**Supplied passage**
•••

1. This appeal arises out of a suit for specific performance of a contract to sell certain property by the plaintiffs-respondents Sripat Rai and others, the owners of the property.
2. The suit was brought by the plaintiffs on the allegation that Ramsurat Rai had executed an agreement to sell the property in suit on 18th January 1923. The alleged agreement was that the property would be sold within ten days for a consideration of Rs. 5,099 set off against previous debts which the vendee would pay at all events and for Rs. 99-15-9 earnest-money. There is some contradiction in the terms of this agreement, because in one part it is stated that the whole consideration was Rs. 5,099 whereas reading the deed as a whole, it would appear to be Rs. 5,099 plus Rs. 99-15-9 earnest-money. This discrepancy, however, does not appear to me to be of any importance. The plaintiff went on to state that on 28th August 1923, Ramsurat Rai had sold this property and other property to the defendant Kirtirath Rai and others for a cash payment of Rs. 2,500. In this case it appears that the vendees were to take the property with the risk of any encumbrances attaching to it. The reason given in the plaint for the owner of the property selling the property to Kirtirath Rai in spite of having agreed to sell it to the plaintiffs is said to be a desire to cause the plaintiffs and other creditors loss. Although it is difficult to demonstrate positively that the sale to Kirtirath Rai was more valuable to Ramsurat Rai than the sale which the plaintiffs allege was agreed upon by him, on general considerations it is probable that the sale impugned by this suit must have been considered by the vendor more to his advantage. The vendor was at least getting Rs. 2,500 in cash, whereas under the agreement he would only get Rs. 99 in cash. It is true that the property for which he was getting Rs. 2,500 exceeded the property for which he would get Rs. 99 in cash, but it would appear probable that this extra property was encumbered. It is unlikely that the vendor would have acted against his agreement unless he obtained a better price than he could by that agreement.

•••

**Records shown**
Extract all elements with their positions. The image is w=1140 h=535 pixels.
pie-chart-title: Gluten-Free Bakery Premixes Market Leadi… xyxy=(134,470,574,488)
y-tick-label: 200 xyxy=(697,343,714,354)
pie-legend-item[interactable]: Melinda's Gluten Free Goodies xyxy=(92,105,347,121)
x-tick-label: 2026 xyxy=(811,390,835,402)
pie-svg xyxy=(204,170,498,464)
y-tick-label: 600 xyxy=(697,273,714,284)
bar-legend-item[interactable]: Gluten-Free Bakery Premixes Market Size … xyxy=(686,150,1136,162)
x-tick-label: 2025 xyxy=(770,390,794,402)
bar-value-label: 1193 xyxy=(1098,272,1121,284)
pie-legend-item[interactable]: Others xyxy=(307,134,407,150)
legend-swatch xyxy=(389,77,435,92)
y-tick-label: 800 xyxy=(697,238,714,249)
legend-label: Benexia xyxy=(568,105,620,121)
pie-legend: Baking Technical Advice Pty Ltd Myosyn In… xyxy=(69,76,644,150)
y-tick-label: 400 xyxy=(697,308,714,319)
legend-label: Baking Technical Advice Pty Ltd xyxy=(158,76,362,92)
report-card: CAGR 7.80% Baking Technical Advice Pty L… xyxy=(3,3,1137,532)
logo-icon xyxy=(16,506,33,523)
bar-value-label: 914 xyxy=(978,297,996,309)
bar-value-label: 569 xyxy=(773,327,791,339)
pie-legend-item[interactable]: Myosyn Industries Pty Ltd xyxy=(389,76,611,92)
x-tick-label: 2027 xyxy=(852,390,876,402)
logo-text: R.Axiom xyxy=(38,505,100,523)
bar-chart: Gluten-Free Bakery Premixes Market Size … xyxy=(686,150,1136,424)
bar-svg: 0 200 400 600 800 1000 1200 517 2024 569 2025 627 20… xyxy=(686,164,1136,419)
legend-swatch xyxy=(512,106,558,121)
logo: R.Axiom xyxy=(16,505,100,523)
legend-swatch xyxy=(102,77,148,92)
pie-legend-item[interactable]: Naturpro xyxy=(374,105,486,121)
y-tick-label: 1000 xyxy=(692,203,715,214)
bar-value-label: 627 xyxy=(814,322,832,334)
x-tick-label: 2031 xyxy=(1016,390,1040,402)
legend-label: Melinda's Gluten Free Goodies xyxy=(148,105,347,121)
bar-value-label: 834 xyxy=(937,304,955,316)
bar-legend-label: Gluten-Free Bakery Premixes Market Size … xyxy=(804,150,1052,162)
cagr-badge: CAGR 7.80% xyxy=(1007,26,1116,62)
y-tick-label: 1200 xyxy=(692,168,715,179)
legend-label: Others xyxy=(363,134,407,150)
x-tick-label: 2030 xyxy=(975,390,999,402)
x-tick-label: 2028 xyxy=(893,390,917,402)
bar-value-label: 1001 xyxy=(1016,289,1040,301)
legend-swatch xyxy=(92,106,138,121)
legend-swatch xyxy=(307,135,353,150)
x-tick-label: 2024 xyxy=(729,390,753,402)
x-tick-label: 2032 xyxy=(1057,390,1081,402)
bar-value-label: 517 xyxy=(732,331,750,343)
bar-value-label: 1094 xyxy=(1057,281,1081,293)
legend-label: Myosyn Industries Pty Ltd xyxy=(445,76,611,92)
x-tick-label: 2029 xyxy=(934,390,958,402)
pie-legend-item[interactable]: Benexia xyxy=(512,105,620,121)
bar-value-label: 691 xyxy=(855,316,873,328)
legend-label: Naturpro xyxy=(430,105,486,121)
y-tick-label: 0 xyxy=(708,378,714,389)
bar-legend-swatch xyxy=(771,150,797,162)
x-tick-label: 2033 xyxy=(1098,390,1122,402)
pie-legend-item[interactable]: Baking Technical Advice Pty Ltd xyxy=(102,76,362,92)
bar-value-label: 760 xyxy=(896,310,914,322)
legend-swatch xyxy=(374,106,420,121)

•••

**What this exercise asks**
(a) According to the judgment, for what cash payment did Ramsurat Rai sell the property to Kirtirath Rai and others on 28th August 1923?
(b) Set down the part of the judgment starting at "1. This appeal" and ending at "of the property.", word for word.

**Outputs for the tasks**
(a) Rs. 2,500

(b)
1. This appeal arises out of a suit for specific performance of a contract to sell certain property by the plaintiffs-respondents Sripat Rai and others, the owners of the property.